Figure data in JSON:
— start —

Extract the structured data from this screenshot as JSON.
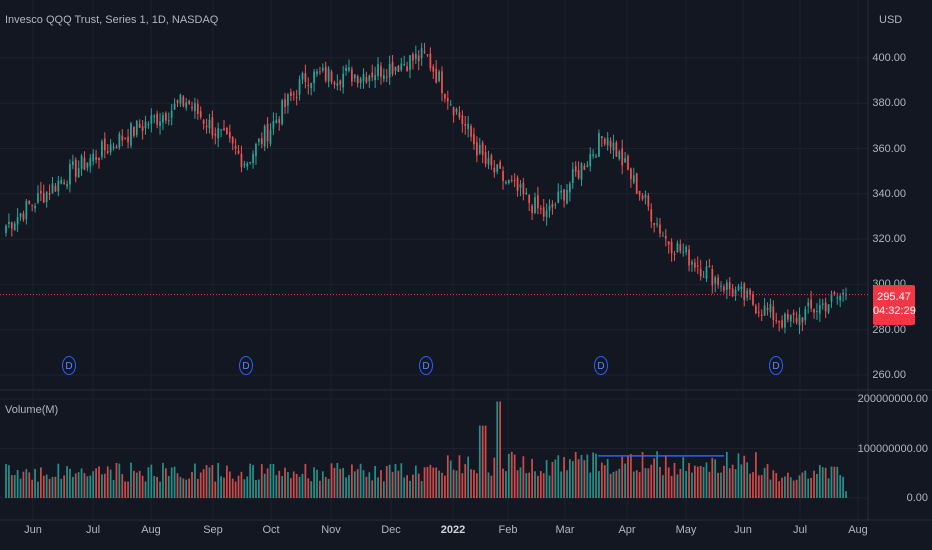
{
  "header": {
    "title": "Invesco QQQ Trust, Series 1, 1D, NASDAQ",
    "currency": "USD"
  },
  "volume_pane": {
    "title": "Volume(M)"
  },
  "current_price": {
    "value": "295.47",
    "countdown": "04:32:29"
  },
  "dividend_marker_label": "D",
  "colors": {
    "up": "#26a69a",
    "down": "#ef5350",
    "background": "#131722",
    "grid": "#1e222d",
    "marker": "#2962ff",
    "badge": "#f23645"
  },
  "chart_data": [
    {
      "type": "candlestick",
      "title": "Invesco QQQ Trust, Series 1, 1D, NASDAQ",
      "x_tick_labels": [
        "Jun",
        "Jul",
        "Aug",
        "Sep",
        "Oct",
        "Nov",
        "Dec",
        "2022",
        "Feb",
        "Mar",
        "Apr",
        "May",
        "Jun",
        "Jul",
        "Aug"
      ],
      "y_tick_labels": [
        "260.00",
        "280.00",
        "300.00",
        "320.00",
        "340.00",
        "360.00",
        "380.00",
        "400.00"
      ],
      "ylim": [
        255,
        412
      ],
      "price_path_points": [
        {
          "x": "Jun",
          "close": 326
        },
        {
          "x": "Jul",
          "close": 348
        },
        {
          "x": "Aug",
          "close": 366
        },
        {
          "x": "Sep",
          "close": 381
        },
        {
          "x": "Oct",
          "close": 354
        },
        {
          "x": "Nov",
          "close": 392
        },
        {
          "x": "Dec",
          "close": 393
        },
        {
          "x": "2022",
          "close": 401
        },
        {
          "x": "Feb",
          "close": 353
        },
        {
          "x": "Mar",
          "close": 330
        },
        {
          "x": "Apr",
          "close": 367
        },
        {
          "x": "May",
          "close": 320
        },
        {
          "x": "Jun",
          "close": 299
        },
        {
          "x": "Jul",
          "close": 283
        },
        {
          "x": "Aug",
          "close": 296
        }
      ],
      "last_price": 295.47,
      "dividend_markers": [
        "Jun",
        "Sep",
        "Dec",
        "Mar",
        "Jun"
      ],
      "grid": true
    },
    {
      "type": "bar",
      "title": "Volume(M)",
      "y_tick_labels": [
        "0.00",
        "100000000.00",
        "200000000.00"
      ],
      "ylim": [
        0,
        200000000
      ],
      "typical_volume": 55000000,
      "peak_volume": 195000000,
      "moving_average_level": 85000000,
      "grid": true
    }
  ]
}
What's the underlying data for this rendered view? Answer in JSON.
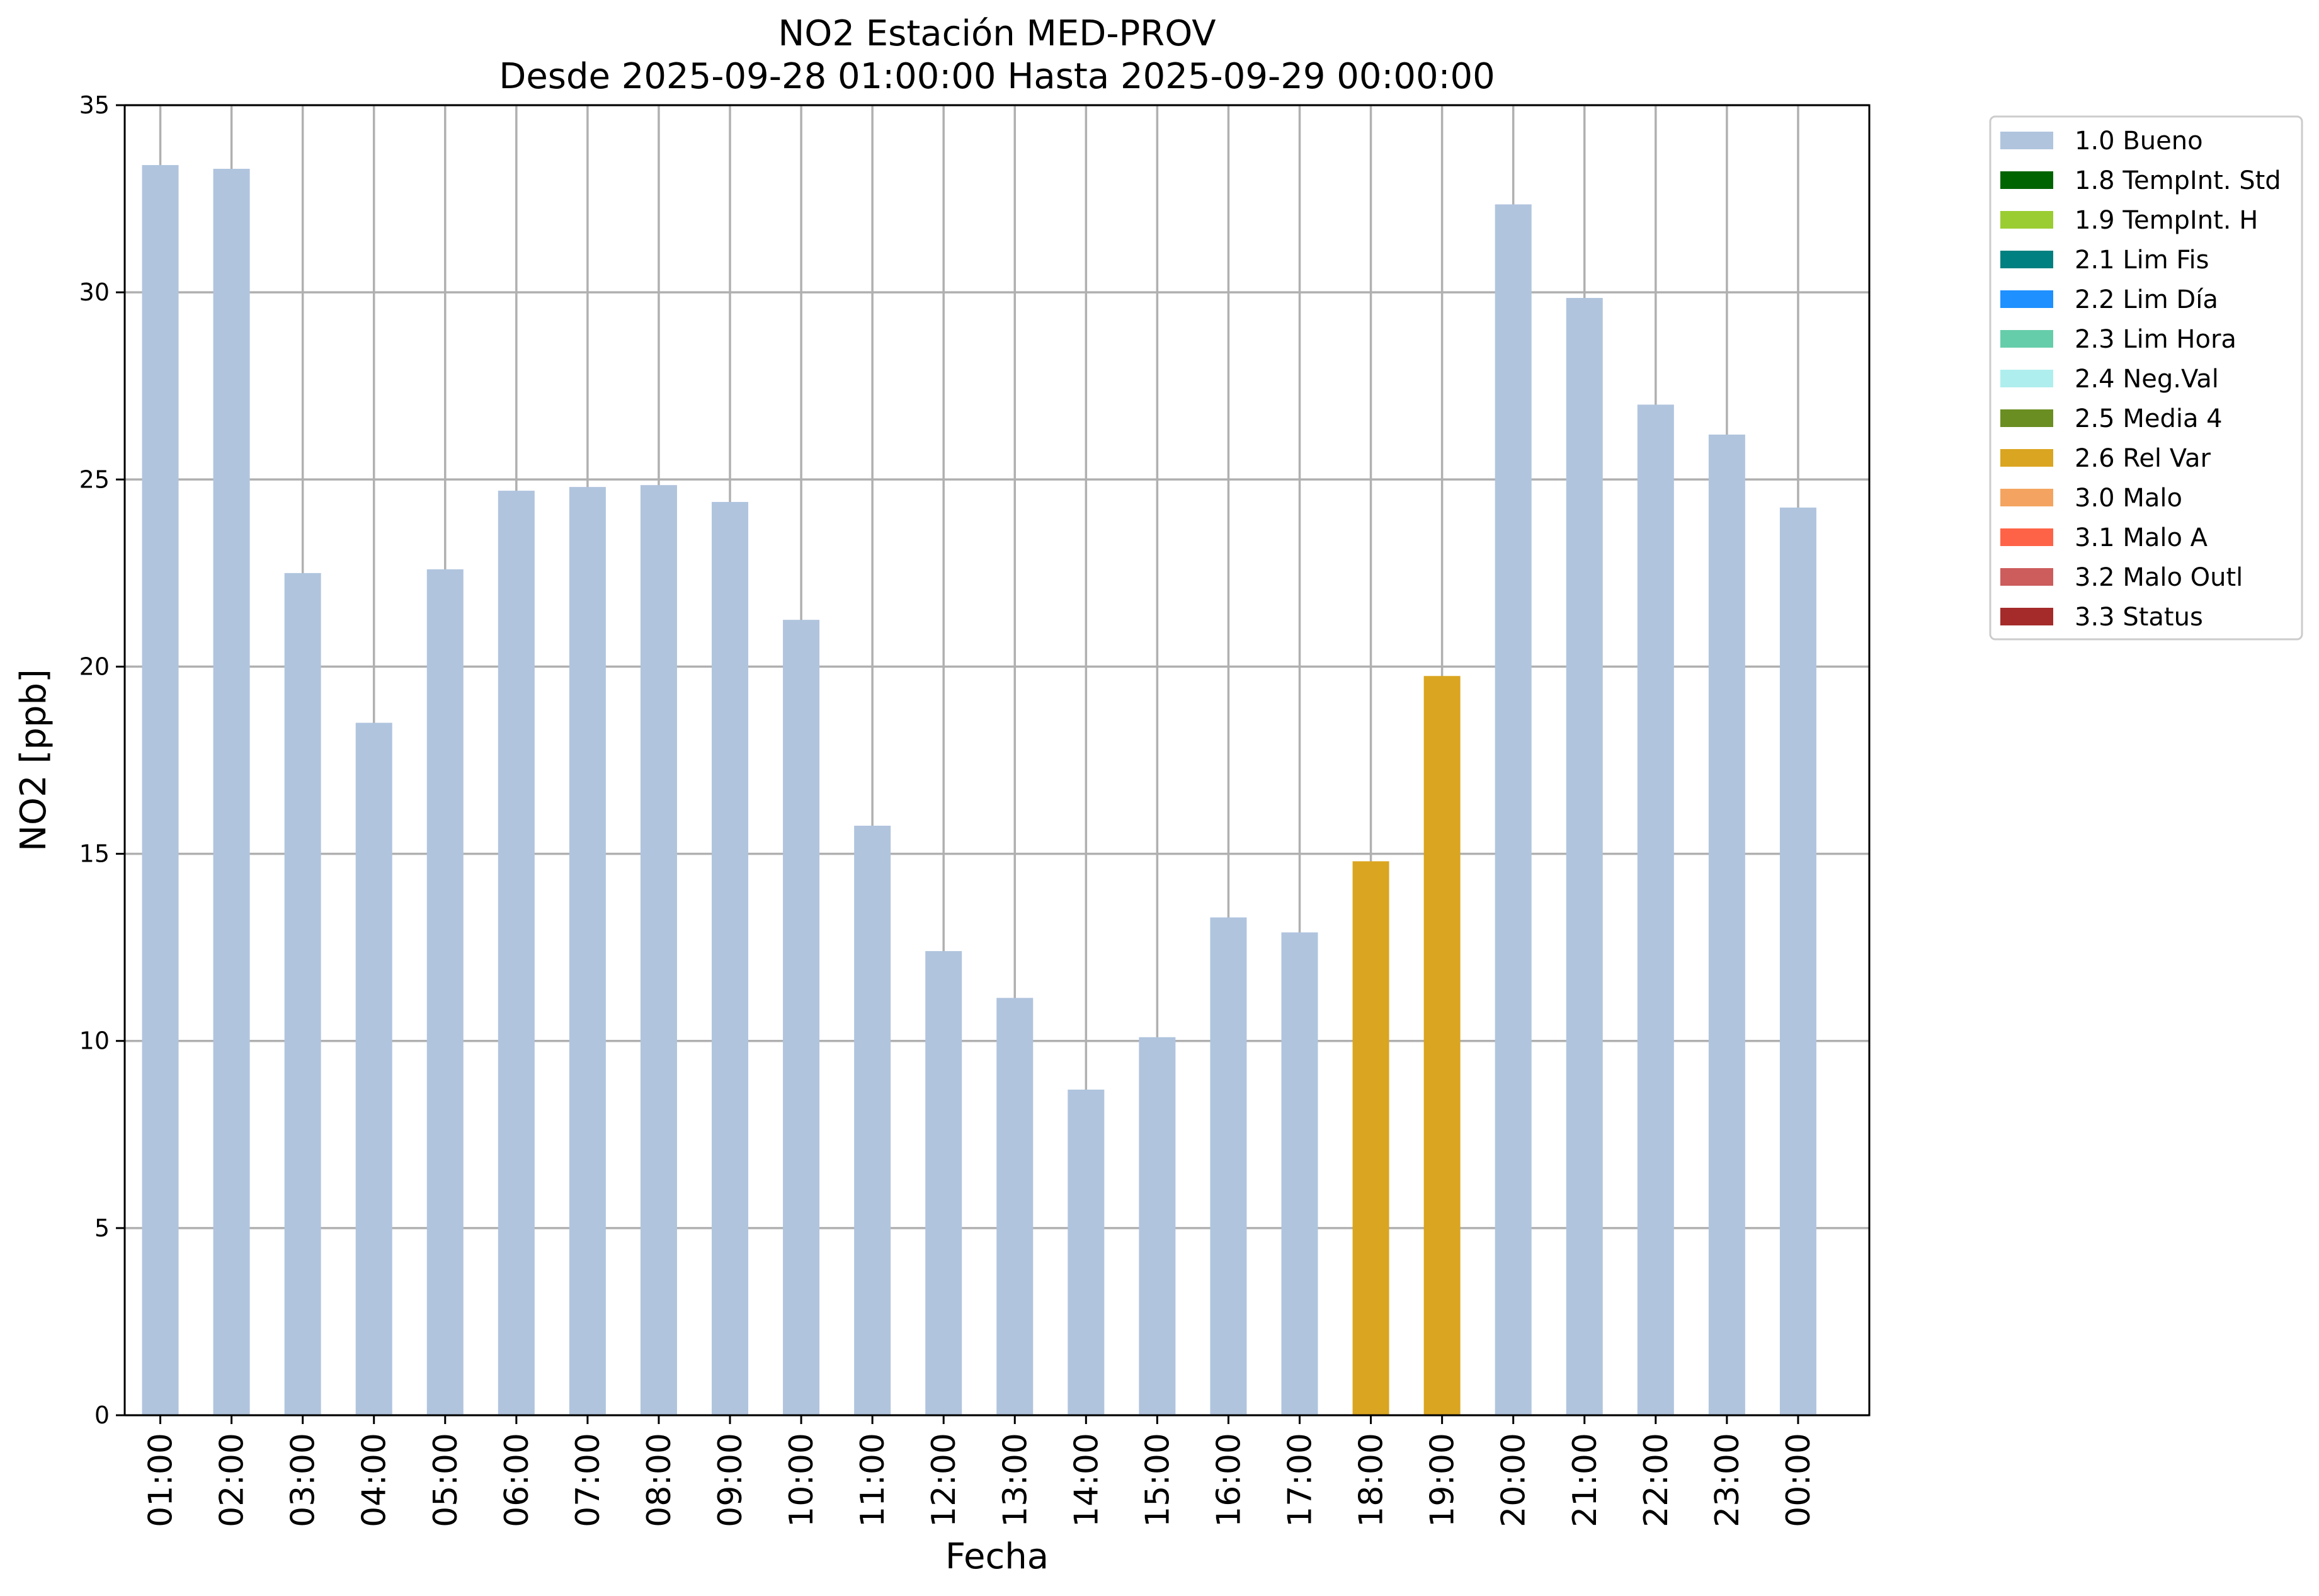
{
  "chart_data": {
    "type": "bar",
    "title": "NO2 Estación MED-PROV",
    "subtitle": "Desde 2025-09-28 01:00:00 Hasta 2025-09-29 00:00:00",
    "xlabel": "Fecha",
    "ylabel": "NO2 [ppb]",
    "ylim": [
      0,
      35
    ],
    "yticks": [
      0,
      5,
      10,
      15,
      20,
      25,
      30,
      35
    ],
    "grid": true,
    "legend_position": "outside-upper-right",
    "x": [
      "01:00",
      "02:00",
      "03:00",
      "04:00",
      "05:00",
      "06:00",
      "07:00",
      "08:00",
      "09:00",
      "10:00",
      "11:00",
      "12:00",
      "13:00",
      "14:00",
      "15:00",
      "16:00",
      "17:00",
      "18:00",
      "19:00",
      "20:00",
      "21:00",
      "22:00",
      "23:00",
      "00:00"
    ],
    "y": [
      33.4,
      33.3,
      22.5,
      18.5,
      22.6,
      24.7,
      24.8,
      24.85,
      24.4,
      21.25,
      15.75,
      12.4,
      11.15,
      8.7,
      10.1,
      13.3,
      12.9,
      14.8,
      19.75,
      32.35,
      29.85,
      27.0,
      26.2,
      24.25
    ],
    "quality": [
      "1.0 Bueno",
      "1.0 Bueno",
      "1.0 Bueno",
      "1.0 Bueno",
      "1.0 Bueno",
      "1.0 Bueno",
      "1.0 Bueno",
      "1.0 Bueno",
      "1.0 Bueno",
      "1.0 Bueno",
      "1.0 Bueno",
      "1.0 Bueno",
      "1.0 Bueno",
      "1.0 Bueno",
      "1.0 Bueno",
      "1.0 Bueno",
      "1.0 Bueno",
      "2.6 Rel Var",
      "2.6 Rel Var",
      "1.0 Bueno",
      "1.0 Bueno",
      "1.0 Bueno",
      "1.0 Bueno",
      "1.0 Bueno"
    ],
    "legend": [
      {
        "name": "1.0 Bueno",
        "color": "#b0c4de"
      },
      {
        "name": "1.8 TempInt. Std",
        "color": "#006400"
      },
      {
        "name": "1.9 TempInt. H",
        "color": "#9acd32"
      },
      {
        "name": "2.1 Lim Fis",
        "color": "#008080"
      },
      {
        "name": "2.2 Lim Día",
        "color": "#1e90ff"
      },
      {
        "name": "2.3 Lim Hora",
        "color": "#66cdaa"
      },
      {
        "name": "2.4 Neg.Val",
        "color": "#afeeee"
      },
      {
        "name": "2.5 Media 4",
        "color": "#6b8e23"
      },
      {
        "name": "2.6 Rel Var",
        "color": "#daa520"
      },
      {
        "name": "3.0 Malo",
        "color": "#f4a460"
      },
      {
        "name": "3.1 Malo A",
        "color": "#ff6347"
      },
      {
        "name": "3.2 Malo Outl",
        "color": "#cd5c5c"
      },
      {
        "name": "3.3 Status",
        "color": "#a52a2a"
      }
    ]
  }
}
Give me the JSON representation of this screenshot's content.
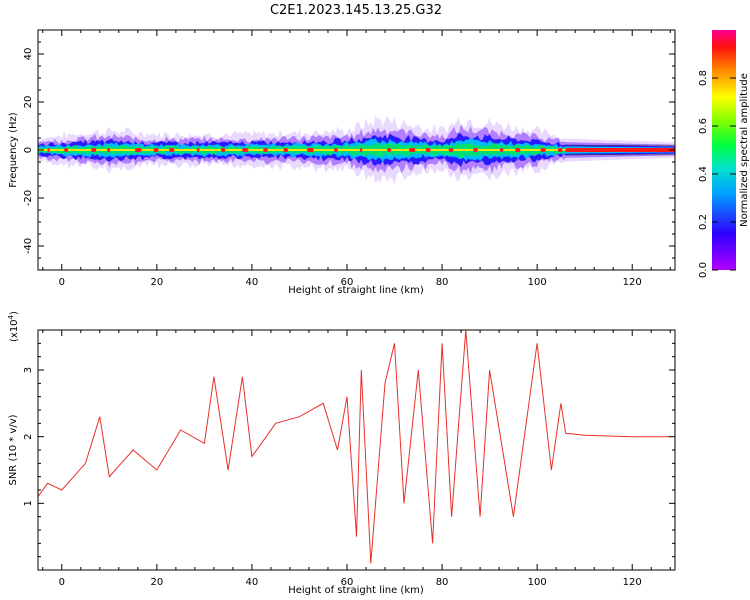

— end —

▶ **Exercise task**
Using the listing above, gather each line that holds the string "this" and copy it.

▶ **Completed exercise**
Extract the structured data from this screenshot as JSON.
What's the underlying data for this rendered view? Answer in JSON.
Give me the JSON representation of this screenshot's content.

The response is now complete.